SET PROBLEM: Only the lines from the one with "Extract all readable text from this page." through the final line should be given again, exactly as they appear, minus the pictures.

DATASET ROWS:
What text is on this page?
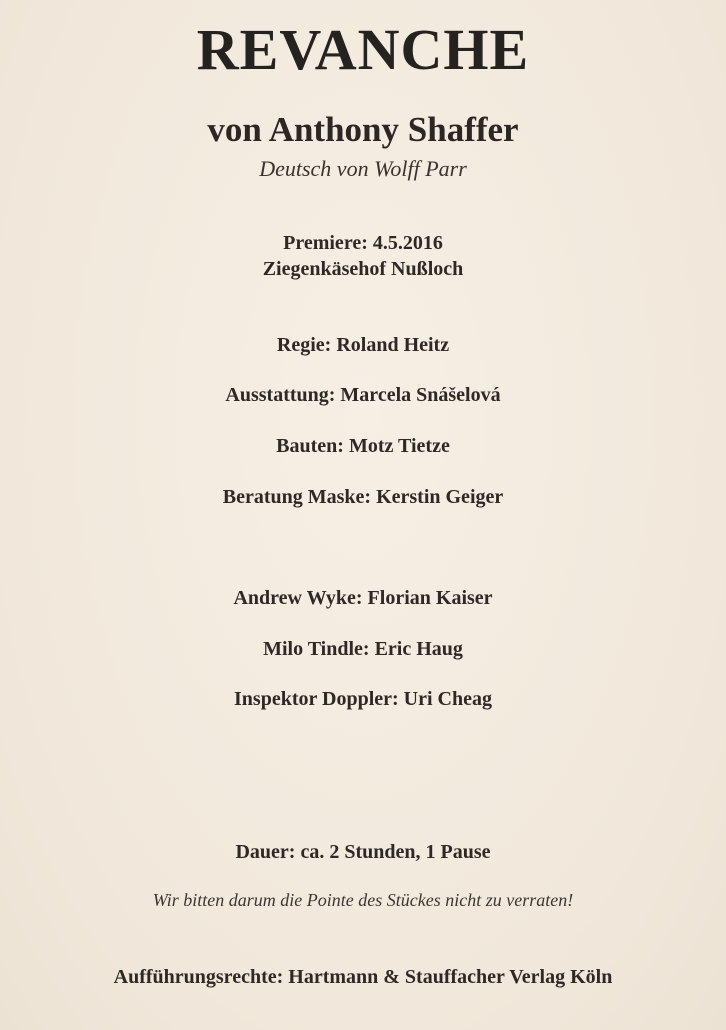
REVANCHE
von Anthony Shaffer
Deutsch von Wolff Parr
Premiere: 4.5.2016
Ziegenkäsehof Nußloch
Regie: Roland Heitz
Ausstattung: Marcela Snášelová
Bauten: Motz Tietze
Beratung Maske: Kerstin Geiger
Andrew Wyke: Florian Kaiser
Milo Tindle: Eric Haug
Inspektor Doppler: Uri Cheag
Dauer: ca. 2 Stunden, 1 Pause
Wir bitten darum die Pointe des Stückes nicht zu verraten!
Aufführungsrechte: Hartmann & Stauffacher Verlag Köln
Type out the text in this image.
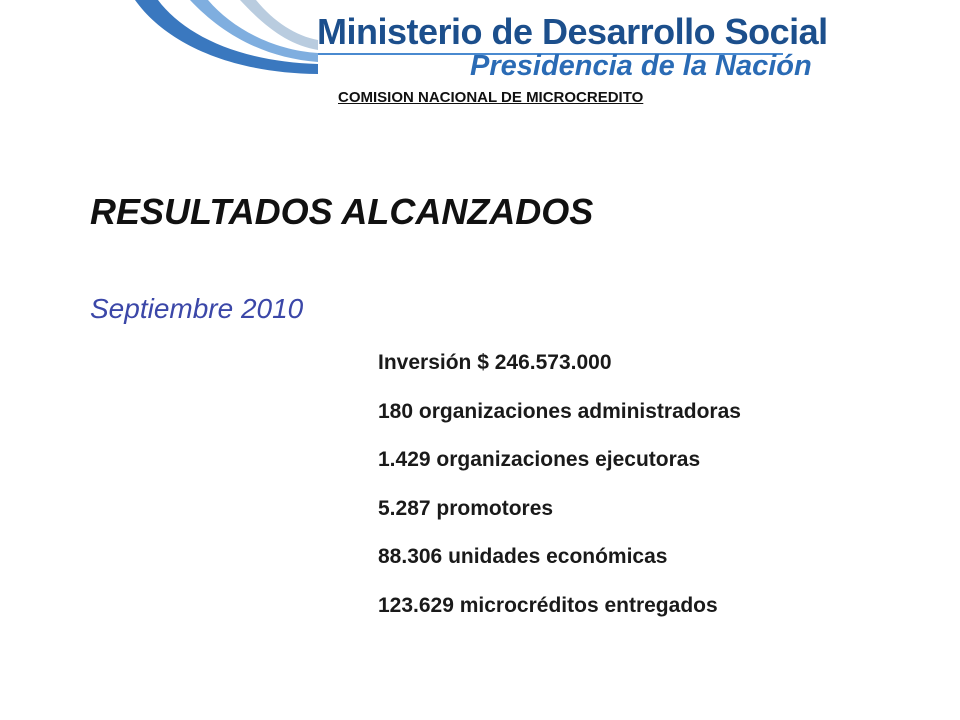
Ministerio de Desarrollo Social
Presidencia de la Nación
COMISION NACIONAL DE MICROCREDITO
RESULTADOS ALCANZADOS
Septiembre 2010
Inversión $ 246.573.000
180 organizaciones administradoras
1.429 organizaciones ejecutoras
5.287 promotores
88.306 unidades económicas
123.629 microcréditos entregados
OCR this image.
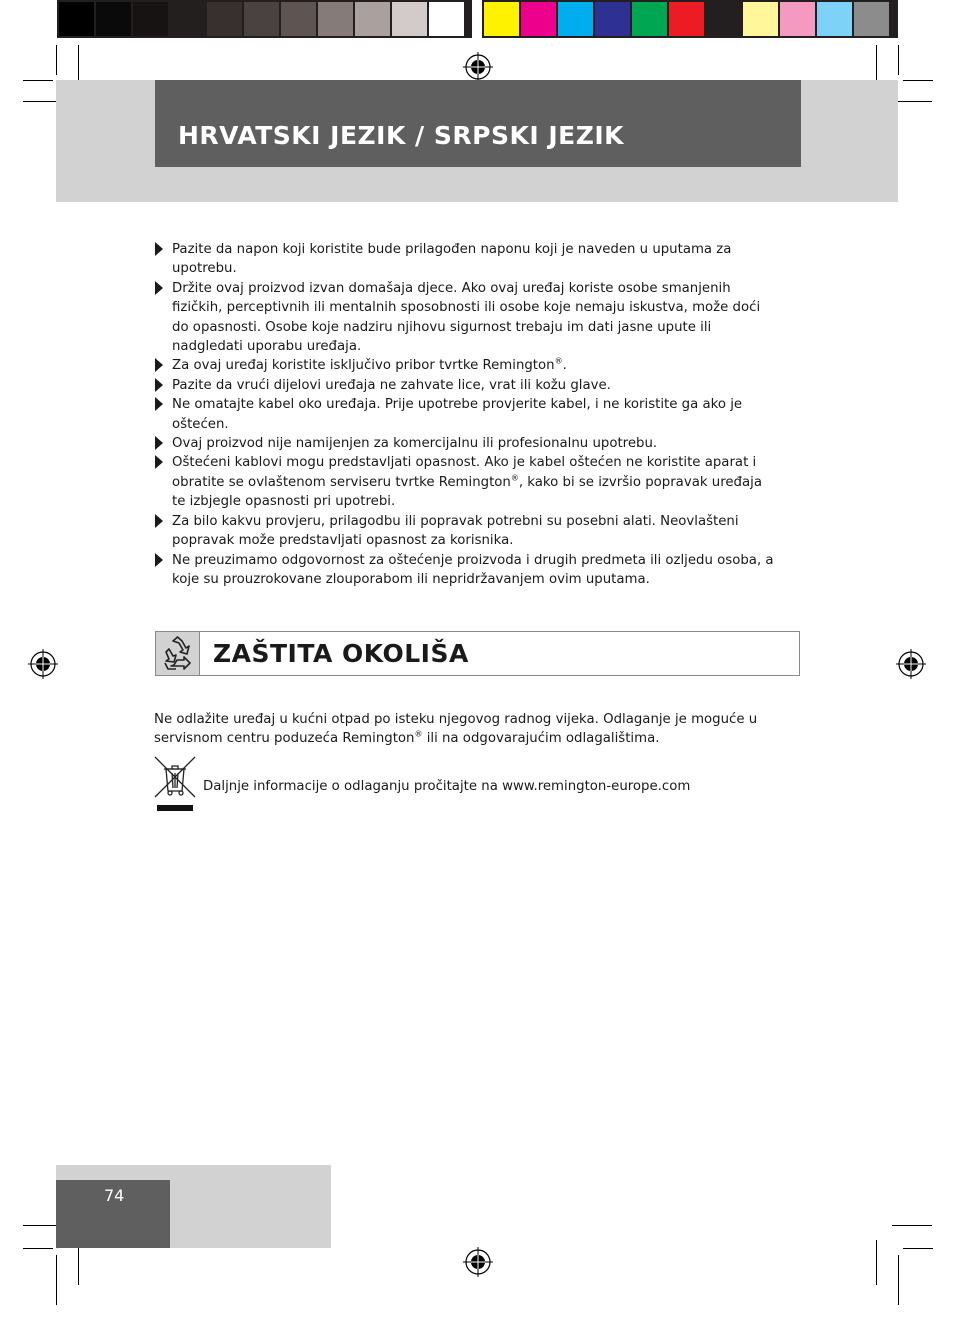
HRVATSKI JEZIK / SRPSKI JEZIK
Pazite da napon koji koristite bude prilagođen naponu koji je naveden u uputama za upotrebu.
Držite ovaj proizvod izvan domašaja djece. Ako ovaj uređaj koriste osobe smanjenih fizičkih, perceptivnih ili mentalnih sposobnosti ili osobe koje nemaju iskustva, može doći do opasnosti. Osobe koje nadziru njihovu sigurnost trebaju im dati jasne upute ili nadgledati uporabu uređaja.
Za ovaj uređaj koristite isključivo pribor tvrtke Remington®.
Pazite da vrući dijelovi uređaja ne zahvate lice, vrat ili kožu glave.
Ne omatajte kabel oko uređaja. Prije upotrebe provjerite kabel, i ne koristite ga ako je oštećen.
Ovaj proizvod nije namijenjen za komercijalnu ili profesionalnu upotrebu.
Oštećeni kablovi mogu predstavljati opasnost. Ako je kabel oštećen ne koristite aparat i obratite se ovlaštenom serviseru tvrtke Remington®, kako bi se izvršio popravak uređaja te izbjegle opasnosti pri upotrebi.
Za bilo kakvu provjeru, prilagodbu ili popravak potrebni su posebni alati. Neovlašteni popravak može predstavljati opasnost za korisnika.
Ne preuzimamo odgovornost za oštećenje proizvoda i drugih predmeta ili ozljedu osoba, a koje su prouzrokovane zlouporabom ili nepridržavanjem ovim uputama.
ZAŠTITA OKOLIŠA

Ne odlažite uređaj u kućni otpad po isteku njegovog radnog vijeka. Odlaganje je moguće u servisnom centru poduzeća Remington® ili na odgovarajućim odlagalištima.

Daljnje informacije o odlaganju pročitajte na www.remington-europe.com

74
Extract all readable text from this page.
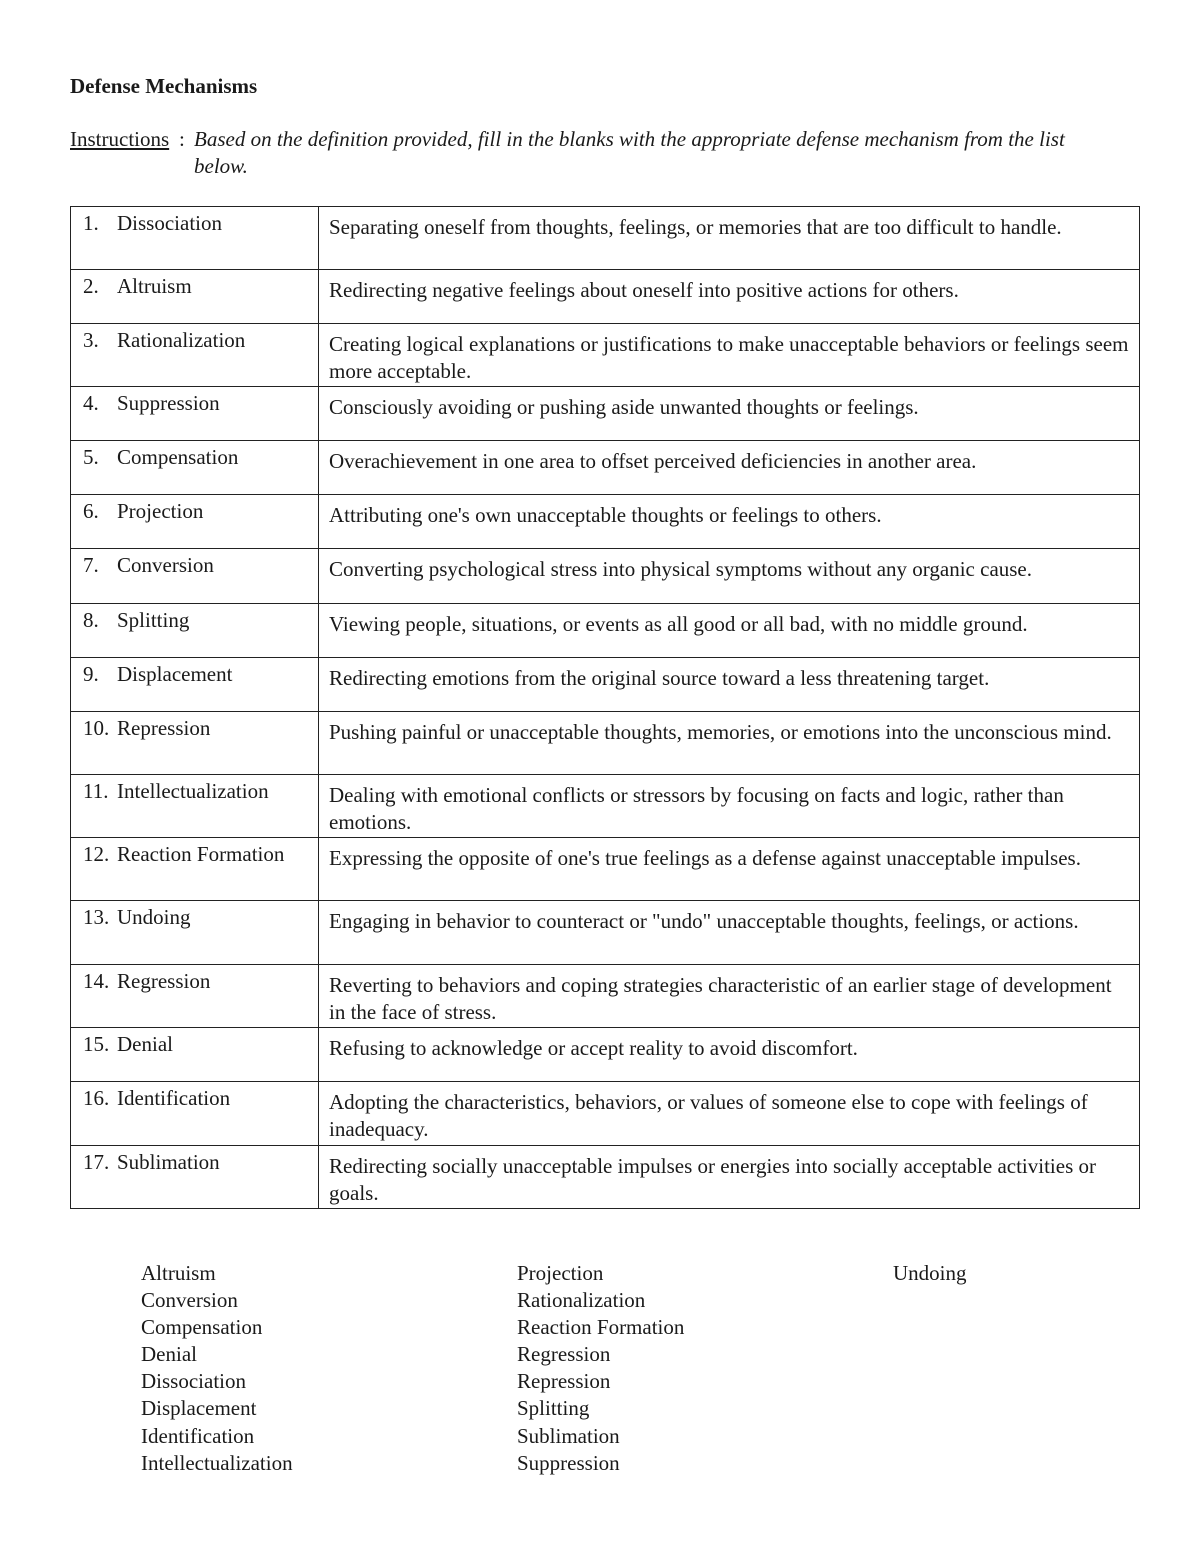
Defense Mechanisms
Instructions : Based on the definition provided, fill in the blanks with the appropriate defense mechanism from the list below.
1. Dissociation	Separating oneself from thoughts, feelings, or memories that are too difficult to handle.
2. Altruism	Redirecting negative feelings about oneself into positive actions for others.
3. Rationalization	Creating logical explanations or justifications to make unacceptable behaviors or feelings seem more acceptable.
4. Suppression	Consciously avoiding or pushing aside unwanted thoughts or feelings.
5. Compensation	Overachievement in one area to offset perceived deficiencies in another area.
6. Projection	Attributing one's own unacceptable thoughts or feelings to others.
7. Conversion	Converting psychological stress into physical symptoms without any organic cause.
8. Splitting	Viewing people, situations, or events as all good or all bad, with no middle ground.
9. Displacement	Redirecting emotions from the original source toward a less threatening target.
10. Repression	Pushing painful or unacceptable thoughts, memories, or emotions into the unconscious mind.
11. Intellectualization	Dealing with emotional conflicts or stressors by focusing on facts and logic, rather than emotions.
12. Reaction Formation	Expressing the opposite of one's true feelings as a defense against unacceptable impulses.
13. Undoing	Engaging in behavior to counteract or "undo" unacceptable thoughts, feelings, or actions.
14. Regression	Reverting to behaviors and coping strategies characteristic of an earlier stage of development in the face of stress.
15. Denial	Refusing to acknowledge or accept reality to avoid discomfort.
16. Identification	Adopting the characteristics, behaviors, or values of someone else to cope with feelings of inadequacy.
17. Sublimation	Redirecting socially unacceptable impulses or energies into socially acceptable activities or goals.
Altruism
Conversion
Compensation
Denial
Dissociation
Displacement
Identification
Intellectualization
Projection
Rationalization
Reaction Formation
Regression
Repression
Splitting
Sublimation
Suppression
Undoing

EXERCISE SOLUTION:
Extract all readable text from this page.
Defense Mechanisms
Instructions : Based on the definition provided, fill in the blanks with the appropriate defense mechanism from the list below.
1. Dissociation	Separating oneself from thoughts, feelings, or memories that are too difficult to handle.
2. Altruism	Redirecting negative feelings about oneself into positive actions for others.
3. Rationalization	Creating logical explanations or justifications to make unacceptable behaviors or feelings seem more acceptable.
4. Suppression	Consciously avoiding or pushing aside unwanted thoughts or feelings.
5. Compensation	Overachievement in one area to offset perceived deficiencies in another area.
6. Projection	Attributing one's own unacceptable thoughts or feelings to others.
7. Conversion	Converting psychological stress into physical symptoms without any organic cause.
8. Splitting	Viewing people, situations, or events as all good or all bad, with no middle ground.
9. Displacement	Redirecting emotions from the original source toward a less threatening target.
10. Repression	Pushing painful or unacceptable thoughts, memories, or emotions into the unconscious mind.
11. Intellectualization	Dealing with emotional conflicts or stressors by focusing on facts and logic, rather than emotions.
12. Reaction Formation	Expressing the opposite of one's true feelings as a defense against unacceptable impulses.
13. Undoing	Engaging in behavior to counteract or "undo" unacceptable thoughts, feelings, or actions.
14. Regression	Reverting to behaviors and coping strategies characteristic of an earlier stage of development in the face of stress.
15. Denial	Refusing to acknowledge or accept reality to avoid discomfort.
16. Identification	Adopting the characteristics, behaviors, or values of someone else to cope with feelings of inadequacy.
17. Sublimation	Redirecting socially unacceptable impulses or energies into socially acceptable activities or goals.
Altruism
Conversion
Compensation
Denial
Dissociation
Displacement
Identification
Intellectualization
Projection
Rationalization
Reaction Formation
Regression
Repression
Splitting
Sublimation
Suppression
Undoing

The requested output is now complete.